== TASK INPUTS ==
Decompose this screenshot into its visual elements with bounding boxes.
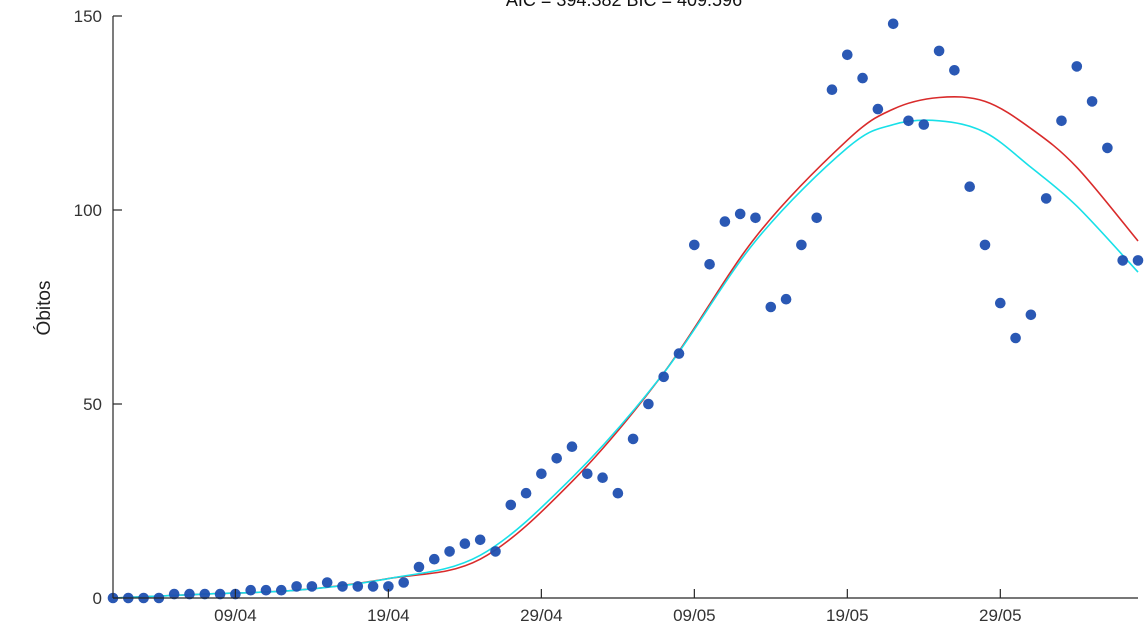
data-point: [627, 433, 639, 445]
data-point: [260, 584, 272, 596]
x-tick-label: 19/05: [826, 606, 869, 625]
fit-line-1: [112, 95, 1139, 599]
data-point: [765, 301, 777, 313]
plot-area: [107, 18, 1144, 604]
data-point: [597, 472, 608, 484]
data-point: [796, 239, 807, 251]
y-axis-label: Óbitos: [33, 281, 55, 336]
data-point: [536, 468, 547, 480]
data-point: [673, 348, 685, 359]
data-point: [780, 293, 792, 305]
data-point: [887, 18, 899, 30]
data-point: [505, 499, 517, 511]
data-point: [398, 577, 410, 588]
data-point: [245, 584, 256, 596]
data-point: [566, 441, 578, 453]
data-point: [352, 581, 364, 592]
data-point: [750, 212, 761, 224]
data-point: [658, 371, 669, 383]
data-point: [1117, 255, 1128, 266]
data-point: [429, 553, 440, 565]
data-point: [811, 212, 822, 224]
data-point: [1040, 193, 1052, 204]
data-point: [474, 534, 486, 546]
data-point: [214, 588, 226, 600]
x-tick-label: 09/04: [214, 606, 257, 625]
data-point: [459, 538, 471, 549]
y-tick-label: 150: [74, 7, 102, 26]
data-point: [949, 65, 960, 76]
data-point: [1132, 255, 1144, 266]
data-point: [276, 584, 287, 596]
data-point: [872, 103, 884, 115]
data-point: [413, 561, 425, 573]
data-point: [933, 45, 945, 57]
data-point: [1025, 309, 1037, 321]
data-point: [704, 259, 715, 270]
x-tick-label: 29/05: [979, 606, 1022, 625]
data-point: [337, 581, 348, 592]
data-point: [689, 239, 700, 251]
data-point: [490, 546, 501, 557]
data-point: [1010, 332, 1021, 344]
y-tick-label: 100: [74, 201, 102, 220]
data-point: [367, 581, 379, 592]
data-point: [1086, 96, 1098, 107]
chart-title: AIC = 394.382 BIC = 409.596: [506, 0, 742, 10]
data-point: [826, 84, 838, 95]
data-point: [168, 588, 180, 600]
data-point: [520, 487, 532, 499]
data-point: [383, 581, 394, 592]
data-point: [918, 119, 930, 130]
data-point: [719, 216, 731, 227]
x-tick-label: 09/05: [673, 606, 716, 625]
data-point: [1071, 61, 1083, 72]
x-tick-label: 19/04: [367, 606, 410, 625]
data-point: [643, 398, 654, 410]
data-point: [184, 588, 195, 600]
axes: 0 50 100 150 09/04 19/04 29/04 09/05 19/05 29/05: [74, 7, 1138, 625]
data-point: [857, 72, 868, 84]
data-point: [444, 546, 455, 557]
data-point: [551, 453, 562, 464]
data-point: [321, 577, 333, 588]
data-point: [306, 581, 318, 592]
data-point: [734, 208, 746, 220]
data-point: [612, 487, 624, 499]
data-point: [842, 49, 853, 61]
data-point: [1102, 142, 1113, 154]
y-tick-label: 0: [93, 589, 102, 608]
data-point: [995, 297, 1006, 309]
fit-line-2: [112, 119, 1139, 599]
y-tick-label: 50: [83, 395, 102, 414]
data-point: [903, 115, 914, 127]
data-point: [582, 468, 593, 480]
data-point: [979, 239, 991, 251]
data-point: [291, 581, 302, 592]
data-point: [199, 588, 211, 600]
x-tick-label: 29/04: [520, 606, 563, 625]
data-point: [1056, 115, 1067, 127]
data-point: [964, 181, 975, 192]
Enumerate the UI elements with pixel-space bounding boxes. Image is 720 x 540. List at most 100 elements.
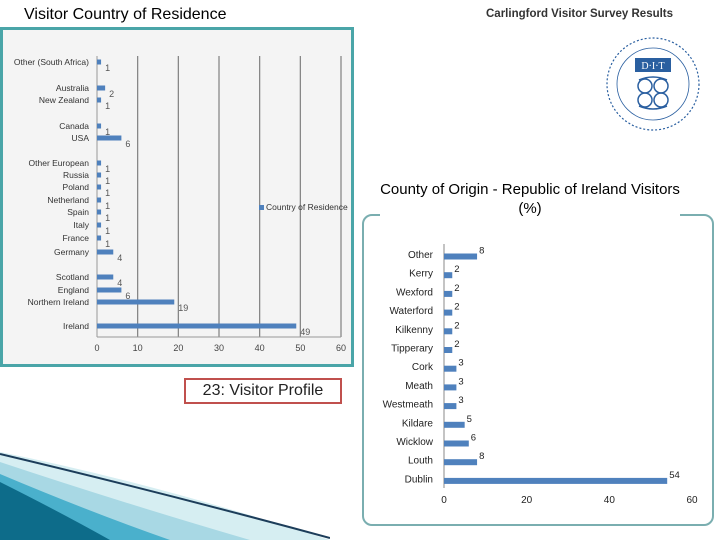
legend-label: Country of Residence [266,202,348,212]
dit-logo: D·I·T [606,37,700,131]
bar [97,249,114,255]
category-label: Netherland [47,195,89,205]
data-label: 6 [125,139,130,149]
category-label: New Zealand [39,95,89,105]
category-label: Spain [67,207,89,217]
legend-swatch [259,205,264,210]
data-label: 5 [467,414,472,425]
data-label: 1 [105,127,110,137]
logo-text: D·I·T [641,61,664,72]
category-label: Ireland [63,321,89,331]
data-label: 3 [458,395,463,406]
x-tick-label: 60 [336,343,346,353]
bar [444,290,453,297]
data-label: 4 [117,253,122,263]
bar [97,135,122,141]
category-label: Cork [412,362,434,373]
county-chart-frame [362,214,714,526]
bar [97,160,102,166]
data-label: 2 [109,89,114,99]
data-label: 2 [454,264,459,275]
bar [444,347,453,353]
category-label: Germany [54,247,90,257]
category-label: Wexford [396,287,433,298]
bar [97,85,106,91]
bar [444,403,457,410]
category-label: Kilkenny [395,325,433,336]
data-label: 6 [471,433,476,444]
bar [444,309,453,316]
bar [444,328,453,335]
data-label: 3 [458,376,463,387]
category-label: Tipperary [391,344,433,355]
decorative-waves [0,452,330,540]
x-tick-label: 10 [133,343,143,353]
category-label: Dublin [405,474,433,485]
knot-icon [637,76,669,110]
category-label: France [63,233,90,243]
bar [444,253,478,260]
bar [97,59,102,65]
country-chart-frame [0,27,354,367]
data-label: 2 [454,320,459,331]
bar [444,421,465,428]
data-label: 8 [479,451,484,462]
bar [444,365,457,372]
data-label: 1 [105,164,110,174]
data-label: 1 [105,213,110,223]
bar [97,235,102,241]
bar [97,97,102,103]
bar [444,459,478,466]
category-label: Meath [405,381,433,392]
data-label: 2 [454,302,459,313]
survey-title: Carlingford Visitor Survey Results [486,8,674,20]
data-label: 49 [300,327,310,337]
visitor-profile-label: 23: Visitor Profile [184,378,342,404]
category-label: England [58,285,89,295]
data-label: 1 [105,226,110,236]
category-label: Westmeath [383,400,433,411]
bar [97,299,175,305]
x-tick-label: 40 [604,495,616,506]
data-label: 1 [105,176,110,186]
data-label: 1 [105,101,110,111]
category-label: Poland [63,182,90,192]
category-label: Other European [29,158,90,168]
data-label: 8 [479,246,484,257]
category-label: Northern Ireland [28,297,90,307]
category-label: Canada [59,121,89,131]
x-tick-label: 30 [214,343,224,353]
county-chart-title: County of Origin - Republic of Ireland V… [380,180,680,216]
data-label: 54 [669,470,680,481]
data-label: 1 [105,201,110,211]
bar [444,440,469,447]
x-tick-label: 40 [255,343,265,353]
category-label: USA [72,133,90,143]
category-label: Kerry [409,269,433,280]
data-label: 2 [454,283,459,294]
data-label: 19 [178,303,188,313]
data-label: 1 [105,188,110,198]
category-label: Louth [408,456,433,467]
category-label: Waterford [389,306,433,317]
category-label: Other [408,250,434,261]
category-label: Kildare [402,418,434,429]
category-label: Australia [56,83,89,93]
bar [97,222,102,228]
bar [97,274,114,280]
category-label: Other (South Africa) [14,57,89,67]
bar [444,384,457,391]
bar [97,184,102,190]
data-label: 4 [117,278,122,288]
bar [444,272,453,279]
bar [444,477,668,484]
x-tick-label: 60 [686,495,698,506]
x-tick-label: 20 [521,495,533,506]
x-tick-label: 0 [94,343,99,353]
data-label: 2 [454,339,459,350]
bar [97,123,102,129]
category-label: Scotland [56,272,89,282]
bar [97,172,102,178]
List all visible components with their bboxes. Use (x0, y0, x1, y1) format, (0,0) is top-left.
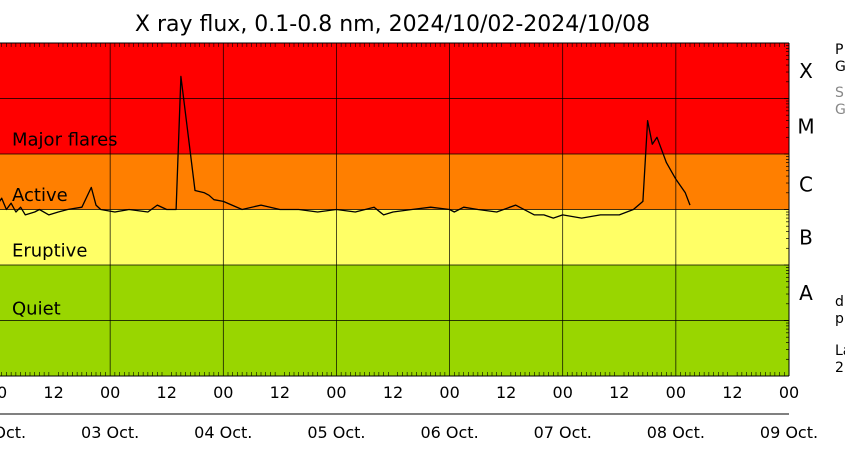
x-hour-label: 00 (666, 383, 686, 402)
x-day-label: 09 Oct. (760, 423, 818, 442)
x-hour-label: 00 (100, 383, 120, 402)
x-day-label: 05 Oct. (307, 423, 365, 442)
x-day-label: 08 Oct. (647, 423, 705, 442)
sidebar-text-4: G (835, 102, 845, 118)
x-hour-label: 00 (779, 383, 799, 402)
series-line (0, 75, 691, 219)
x-day-label: 06 Oct. (420, 423, 478, 442)
class-label: C (799, 173, 813, 197)
zone-label: Eruptive (12, 241, 87, 262)
x-day-label: 07 Oct. (534, 423, 592, 442)
chart-title: X ray flux, 0.1-0.8 nm, 2024/10/02-2024/… (134, 12, 651, 37)
zone-label: Active (12, 185, 68, 206)
x-day-label: 03 Oct. (81, 423, 139, 442)
sidebar-text-3: S (835, 85, 844, 101)
x-hour-label: 00 (213, 383, 233, 402)
x-hour-label: 00 (326, 383, 346, 402)
x-hour-label: 00 (553, 383, 573, 402)
class-label: M (797, 114, 814, 138)
sidebar-text-8: 2( (835, 360, 845, 376)
x-hour-label: 12 (609, 383, 629, 402)
x-hour-label: 12 (722, 383, 742, 402)
class-label: X (799, 59, 813, 83)
x-hour-label: 00 (0, 383, 7, 402)
axis-ticks (0, 42, 790, 415)
x-hour-label: 12 (43, 383, 63, 402)
class-labels: A B C M X (797, 59, 814, 305)
zone-label: Major flares (12, 130, 118, 151)
class-label: A (799, 281, 813, 305)
class-label: B (799, 225, 813, 249)
sidebar-text-2: G (835, 59, 845, 75)
zone-eruptive (0, 209, 789, 265)
x-day-label: 04 Oct. (194, 423, 252, 442)
zone-label: Quiet (12, 299, 61, 320)
flux-series (0, 75, 691, 219)
x-axis-labels: 00 12 00 12 00 12 00 12 00 12 00 12 00 12 00 02 Oct. 03 … (0, 383, 818, 442)
x-hour-label: 12 (496, 383, 516, 402)
x-hour-label: 00 (439, 383, 459, 402)
x-hour-label: 12 (157, 383, 177, 402)
sidebar-text-6: p (835, 311, 844, 327)
sidebar-text-5: d (835, 294, 844, 310)
x-hour-label: 12 (383, 383, 403, 402)
x-hour-label: 12 (270, 383, 290, 402)
zone-labels: Quiet Eruptive Active Major flares (12, 130, 118, 320)
horizontal-gridlines (0, 42, 789, 377)
sidebar-text-1: P (835, 42, 844, 58)
sidebar-text-7: La (835, 343, 845, 359)
zone-active (0, 154, 789, 210)
x-day-label: 02 Oct. (0, 423, 26, 442)
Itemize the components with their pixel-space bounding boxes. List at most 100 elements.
===
Recast the part of the rows that opens with the line containing "data-point: [627, 433, 639, 445]" and closes with the line containing "x-tick-label: 09/04: [214, 606, 257, 625]" as a numbered list, leaving out any blank lines.

* [TASK RESULT]:
1. data-point: [627, 433, 639, 445]
2. data-point: [260, 584, 272, 596]
3. x-tick-label: 19/05: [826, 606, 869, 625]
4. fit-line-1: [112, 95, 1139, 599]
5. data-point: [765, 301, 777, 313]
6. plot-area: [107, 18, 1144, 604]
7. data-point: [597, 472, 608, 484]
8. data-point: [796, 239, 807, 251]
9. y-axis-label: Óbitos: [33, 281, 55, 336]
10. data-point: [536, 468, 547, 480]
11. data-point: [673, 348, 685, 359]
12. data-point: [780, 293, 792, 305]
13. data-point: [887, 18, 899, 30]
14. data-point: [505, 499, 517, 511]
15. data-point: [398, 577, 410, 588]
16. data-point: [245, 584, 256, 596]
17. data-point: [566, 441, 578, 453]
18. data-point: [352, 581, 364, 592]
19. data-point: [750, 212, 761, 224]
20. data-point: [658, 371, 669, 383]
21. data-point: [1117, 255, 1128, 266]
22. data-point: [429, 553, 440, 565]
23. data-point: [811, 212, 822, 224]
24. data-point: [1040, 193, 1052, 204]
25. data-point: [474, 534, 486, 546]
26. data-point: [214, 588, 226, 600]
27. x-tick-label: 09/04: [214, 606, 257, 625]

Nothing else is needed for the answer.